■ **Problem statement**:
Copy each line exactly. Drop every picture.

■ **Supplied data**:
** Start **

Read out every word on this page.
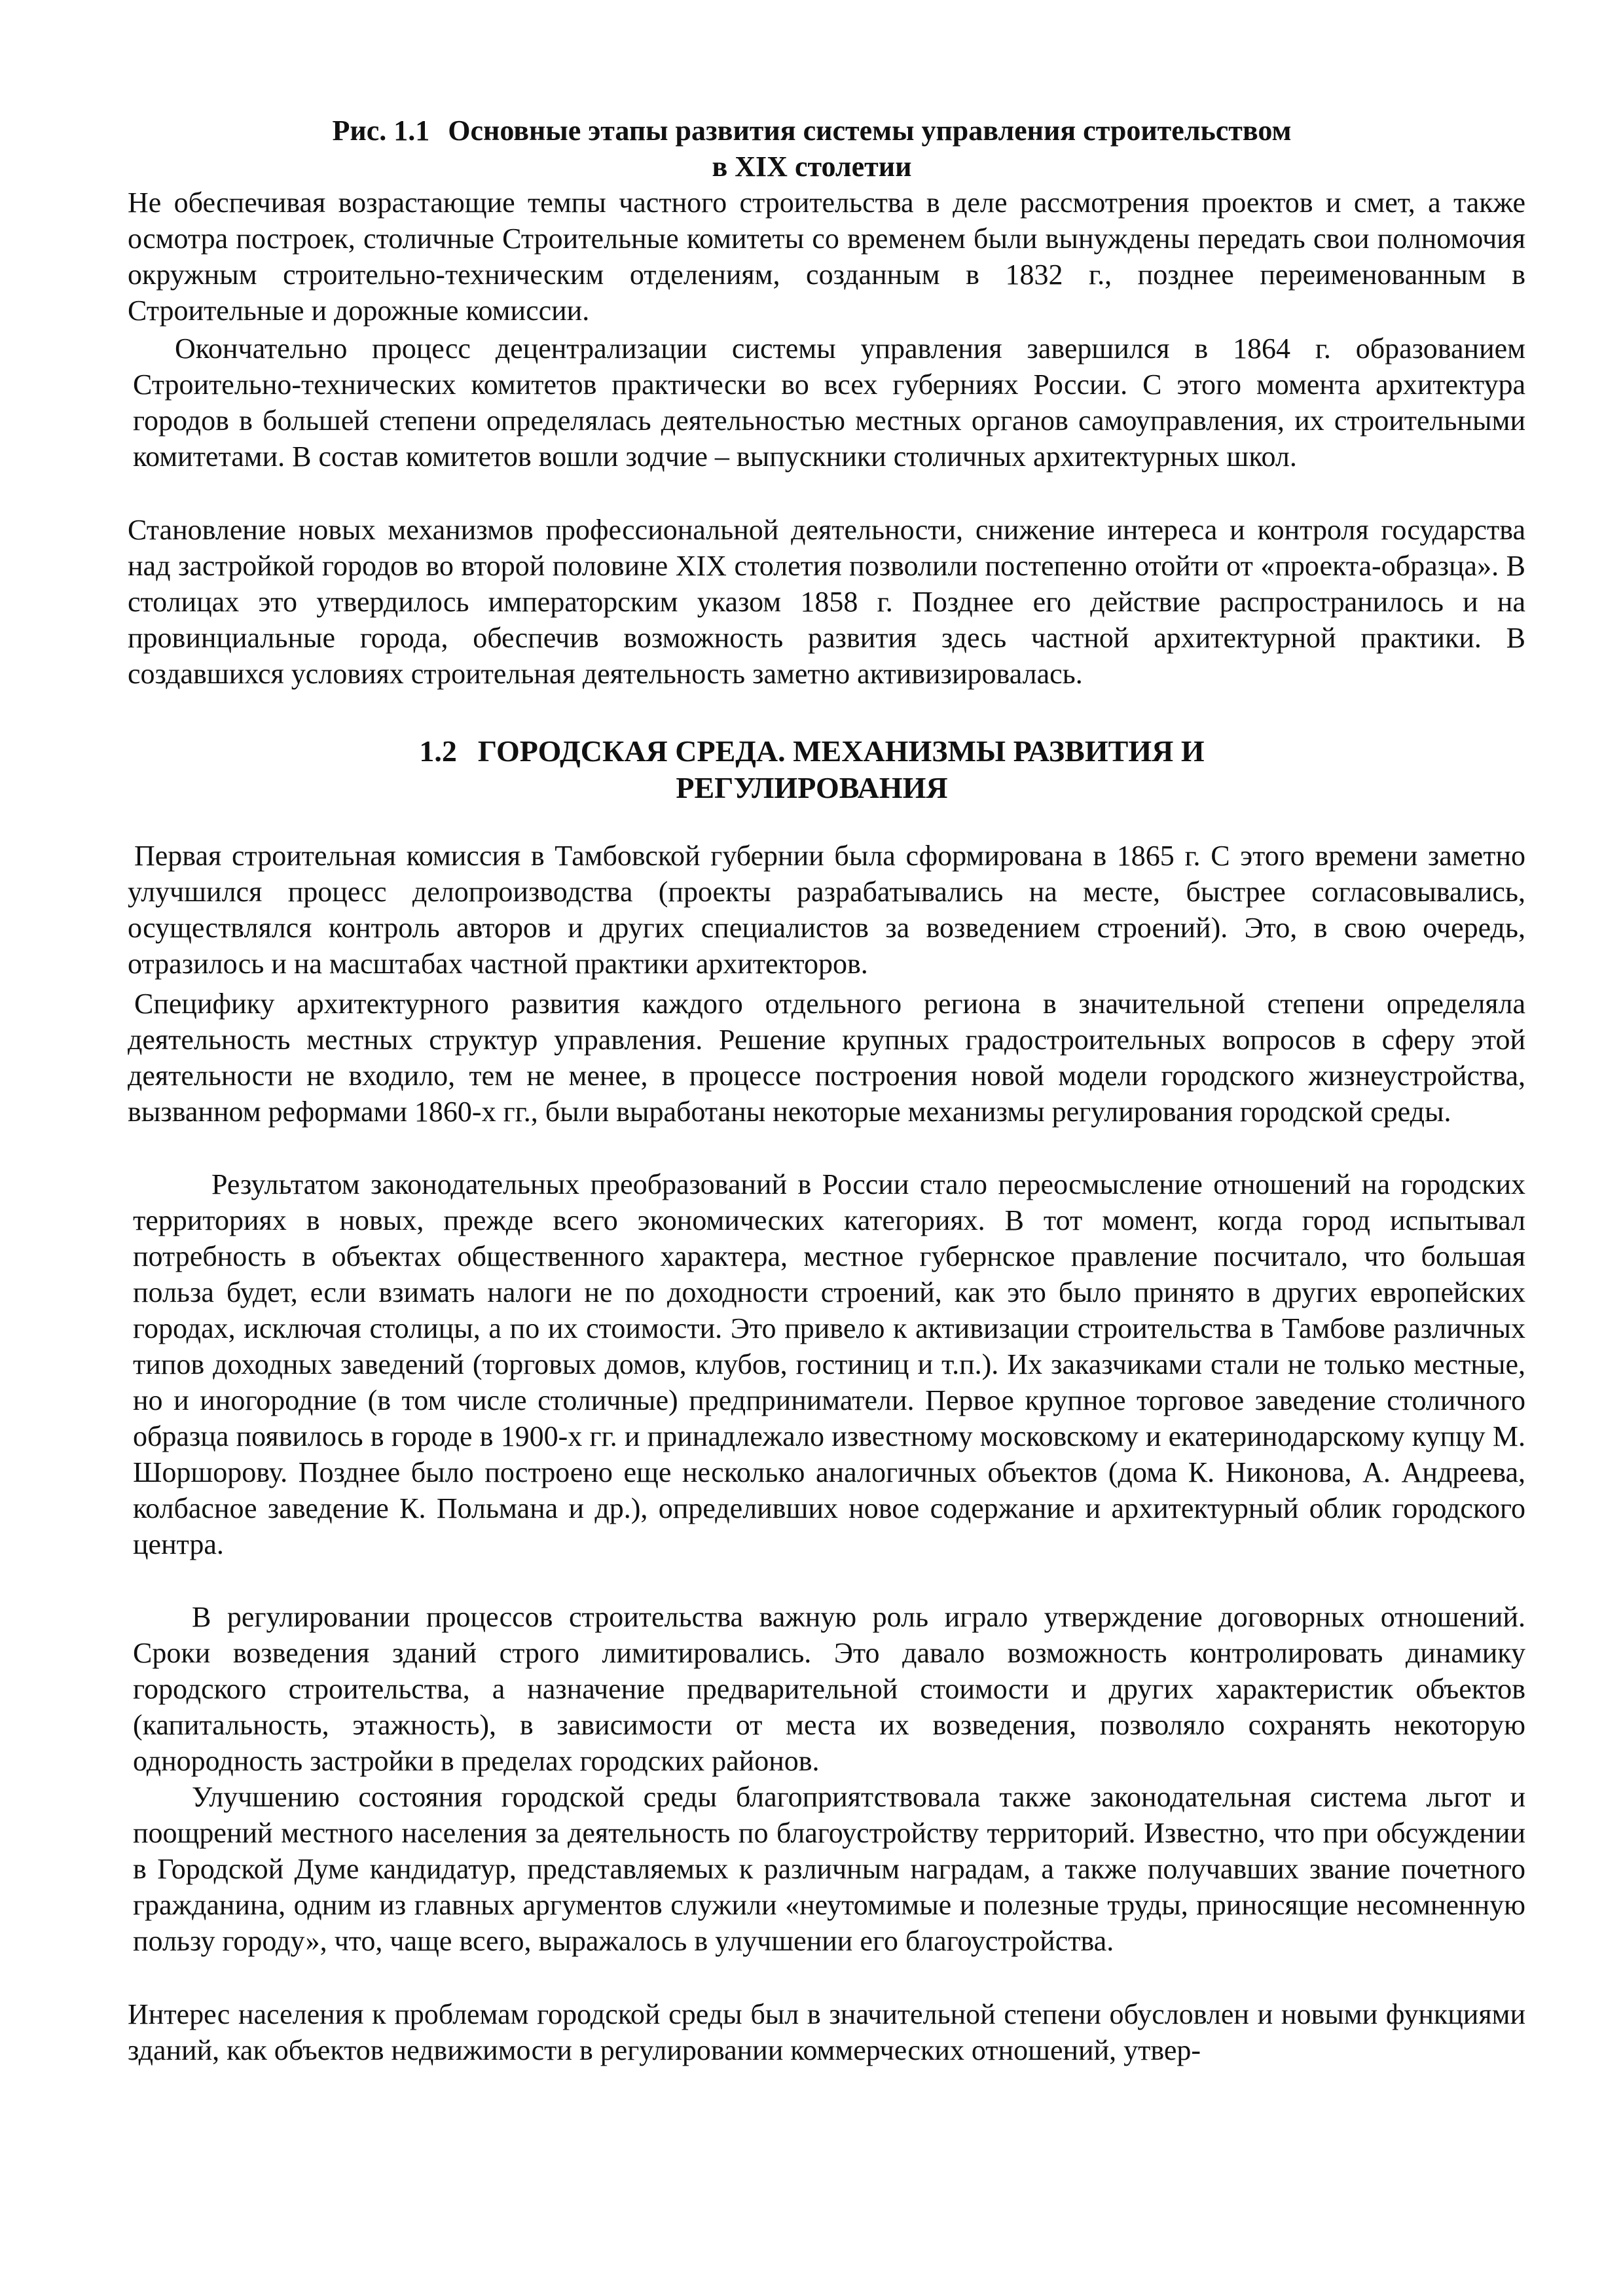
Рис. 1.1 Основные этапы развития системы управления строительством
в XIX столетии

Не обеспечивая возрастающие темпы частного строительства в деле рассмотрения проектов и смет, а также осмотра построек, столичные Строительные комитеты со временем были вынуждены передать свои полномочия окружным строительно-техническим отделениям, созданным в 1832 г., позднее переименованным в Строительные и дорожные комиссии.

Окончательно процесс децентрализации системы управления завершился в 1864 г. образованием Строительно-технических комитетов практически во всех губерниях России. С этого момента архитектура городов в большей степени определялась деятельностью местных органов самоуправления, их строительными комитетами. В состав комитетов вошли зодчие – выпускники столичных архитектурных школ.

Становление новых механизмов профессиональной деятельности, снижение интереса и контроля государства над застройкой городов во второй половине XIX столетия позволили постепенно отойти от «проекта-образца». В столицах это утвердилось императорским указом 1858 г. Позднее его действие распространилось и на провинциальные города, обеспечив возможность развития здесь частной архитектурной практики. В создавшихся условиях строительная деятельность заметно активизировалась.

1.2 ГОРОДСКАЯ СРЕДА. МЕХАНИЗМЫ РАЗВИТИЯ И
РЕГУЛИРОВАНИЯ

Первая строительная комиссия в Тамбовской губернии была сформирована в 1865 г. С этого времени заметно улучшился процесс делопроизводства (проекты разрабатывались на месте, быстрее согласовывались, осуществлялся контроль авторов и других специалистов за возведением строений). Это, в свою очередь, отразилось и на масштабах частной практики архитекторов.

Специфику архитектурного развития каждого отдельного региона в значительной степени определяла деятельность местных структур управления. Решение крупных градостроительных вопросов в сферу этой деятельности не входило, тем не менее, в процессе построения новой модели городского жизнеустройства, вызванном реформами 1860-х гг., были выработаны некоторые механизмы регулирования городской среды.

Результатом законодательных преобразований в России стало переосмысление отношений на городских территориях в новых, прежде всего экономических категориях. В тот момент, когда город испытывал потребность в объектах общественного характера, местное губернское правление посчитало, что большая польза будет, если взимать налоги не по доходности строений, как это было принято в других европейских городах, исключая столицы, а по их стоимости. Это привело к активизации строительства в Тамбове различных типов доходных заведений (торговых домов, клубов, гостиниц и т.п.). Их заказчиками стали не только местные, но и иногородние (в том числе столичные) предприниматели. Первое крупное торговое заведение столичного образца появилось в городе в 1900-х гг. и принадлежало известному московскому и екатеринодарскому купцу М. Шоршорову. Позднее было построено еще несколько аналогичных объектов (дома К. Никонова, А. Андреева, колбасное заведение К. Польмана и др.), определивших новое содержание и архитектурный облик городского центра.

В регулировании процессов строительства важную роль играло утверждение договорных отношений. Сроки возведения зданий строго лимитировались. Это давало возможность контролировать динамику городского строительства, а назначение предварительной стоимости и других характеристик объектов (капитальность, этажность), в зависимости от места их возведения, позволяло сохранять некоторую однородность застройки в пределах городских районов.

Улучшению состояния городской среды благоприятствовала также законодательная система льгот и поощрений местного населения за деятельность по благоустройству территорий. Известно, что при обсуждении в Городской Думе кандидатур, представляемых к различным наградам, а также получавших звание почетного гражданина, одним из главных аргументов служили «неутомимые и полезные труды, приносящие несомненную пользу городу», что, чаще всего, выражалось в улучшении его благоустройства.

Интерес населения к проблемам городской среды был в значительной степени обусловлен и новыми функциями зданий, как объектов недвижимости в регулировании коммерческих отношений, утвер-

** End **

■ **Solution for this problem**:
Read out every word on this page.
Рис. 1.1 Основные этапы развития системы управления строительством
в XIX столетии

Не обеспечивая возрастающие темпы частного строительства в деле рассмотрения проектов и смет, а также осмотра построек, столичные Строительные комитеты со временем были вынуждены передать свои полномочия окружным строительно-техническим отделениям, созданным в 1832 г., позднее переименованным в Строительные и дорожные комиссии.

Окончательно процесс децентрализации системы управления завершился в 1864 г. образованием Строительно-технических комитетов практически во всех губерниях России. С этого момента архитектура городов в большей степени определялась деятельностью местных органов самоуправления, их строительными комитетами. В состав комитетов вошли зодчие – выпускники столичных архитектурных школ.

Становление новых механизмов профессиональной деятельности, снижение интереса и контроля государства над застройкой городов во второй половине XIX столетия позволили постепенно отойти от «проекта-образца». В столицах это утвердилось императорским указом 1858 г. Позднее его действие распространилось и на провинциальные города, обеспечив возможность развития здесь частной архитектурной практики. В создавшихся условиях строительная деятельность заметно активизировалась.

1.2 ГОРОДСКАЯ СРЕДА. МЕХАНИЗМЫ РАЗВИТИЯ И
РЕГУЛИРОВАНИЯ

Первая строительная комиссия в Тамбовской губернии была сформирована в 1865 г. С этого времени заметно улучшился процесс делопроизводства (проекты разрабатывались на месте, быстрее согласовывались, осуществлялся контроль авторов и других специалистов за возведением строений). Это, в свою очередь, отразилось и на масштабах частной практики архитекторов.

Специфику архитектурного развития каждого отдельного региона в значительной степени определяла деятельность местных структур управления. Решение крупных градостроительных вопросов в сферу этой деятельности не входило, тем не менее, в процессе построения новой модели городского жизнеустройства, вызванном реформами 1860-х гг., были выработаны некоторые механизмы регулирования городской среды.

Результатом законодательных преобразований в России стало переосмысление отношений на городских территориях в новых, прежде всего экономических категориях. В тот момент, когда город испытывал потребность в объектах общественного характера, местное губернское правление посчитало, что большая польза будет, если взимать налоги не по доходности строений, как это было принято в других европейских городах, исключая столицы, а по их стоимости. Это привело к активизации строительства в Тамбове различных типов доходных заведений (торговых домов, клубов, гостиниц и т.п.). Их заказчиками стали не только местные, но и иногородние (в том числе столичные) предприниматели. Первое крупное торговое заведение столичного образца появилось в городе в 1900-х гг. и принадлежало известному московскому и екатеринодарскому купцу М. Шоршорову. Позднее было построено еще несколько аналогичных объектов (дома К. Никонова, А. Андреева, колбасное заведение К. Польмана и др.), определивших новое содержание и архитектурный облик городского центра.

В регулировании процессов строительства важную роль играло утверждение договорных отношений. Сроки возведения зданий строго лимитировались. Это давало возможность контролировать динамику городского строительства, а назначение предварительной стоимости и других характеристик объектов (капитальность, этажность), в зависимости от места их возведения, позволяло сохранять некоторую однородность застройки в пределах городских районов.

Улучшению состояния городской среды благоприятствовала также законодательная система льгот и поощрений местного населения за деятельность по благоустройству территорий. Известно, что при обсуждении в Городской Думе кандидатур, представляемых к различным наградам, а также получавших звание почетного гражданина, одним из главных аргументов служили «неутомимые и полезные труды, приносящие несомненную пользу городу», что, чаще всего, выражалось в улучшении его благоустройства.

Интерес населения к проблемам городской среды был в значительной степени обусловлен и новыми функциями зданий, как объектов недвижимости в регулировании коммерческих отношений, утвер-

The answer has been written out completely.